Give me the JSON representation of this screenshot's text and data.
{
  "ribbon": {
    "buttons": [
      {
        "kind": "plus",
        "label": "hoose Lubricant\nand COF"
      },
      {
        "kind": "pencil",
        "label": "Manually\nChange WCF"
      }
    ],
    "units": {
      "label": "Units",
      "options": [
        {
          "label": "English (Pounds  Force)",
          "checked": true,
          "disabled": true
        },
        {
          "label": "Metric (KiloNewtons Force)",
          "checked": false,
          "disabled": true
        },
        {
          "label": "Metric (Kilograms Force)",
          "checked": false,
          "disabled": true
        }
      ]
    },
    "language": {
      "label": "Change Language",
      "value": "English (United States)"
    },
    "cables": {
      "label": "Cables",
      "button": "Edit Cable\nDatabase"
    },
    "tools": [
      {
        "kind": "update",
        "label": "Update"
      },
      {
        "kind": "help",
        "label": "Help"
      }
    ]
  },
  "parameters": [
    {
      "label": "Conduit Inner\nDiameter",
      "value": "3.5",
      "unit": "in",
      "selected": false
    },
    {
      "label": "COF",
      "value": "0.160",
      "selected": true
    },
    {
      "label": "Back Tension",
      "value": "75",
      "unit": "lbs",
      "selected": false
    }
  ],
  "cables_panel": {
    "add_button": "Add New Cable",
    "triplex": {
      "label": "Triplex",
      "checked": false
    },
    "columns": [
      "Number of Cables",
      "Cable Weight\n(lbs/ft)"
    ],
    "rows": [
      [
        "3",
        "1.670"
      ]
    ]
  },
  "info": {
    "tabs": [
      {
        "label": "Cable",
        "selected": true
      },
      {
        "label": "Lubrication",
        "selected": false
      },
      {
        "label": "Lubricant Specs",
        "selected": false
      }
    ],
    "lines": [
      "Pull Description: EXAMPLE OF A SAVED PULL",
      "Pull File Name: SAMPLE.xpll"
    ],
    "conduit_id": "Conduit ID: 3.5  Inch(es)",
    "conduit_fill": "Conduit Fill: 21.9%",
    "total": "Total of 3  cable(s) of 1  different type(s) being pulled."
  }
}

STATED PROBLEM: Extract all lines that hold the word "kind".

CORRECT ANSWER:
        "kind": "plus",
        "kind": "pencil",
        "kind": "update",
        "kind": "help",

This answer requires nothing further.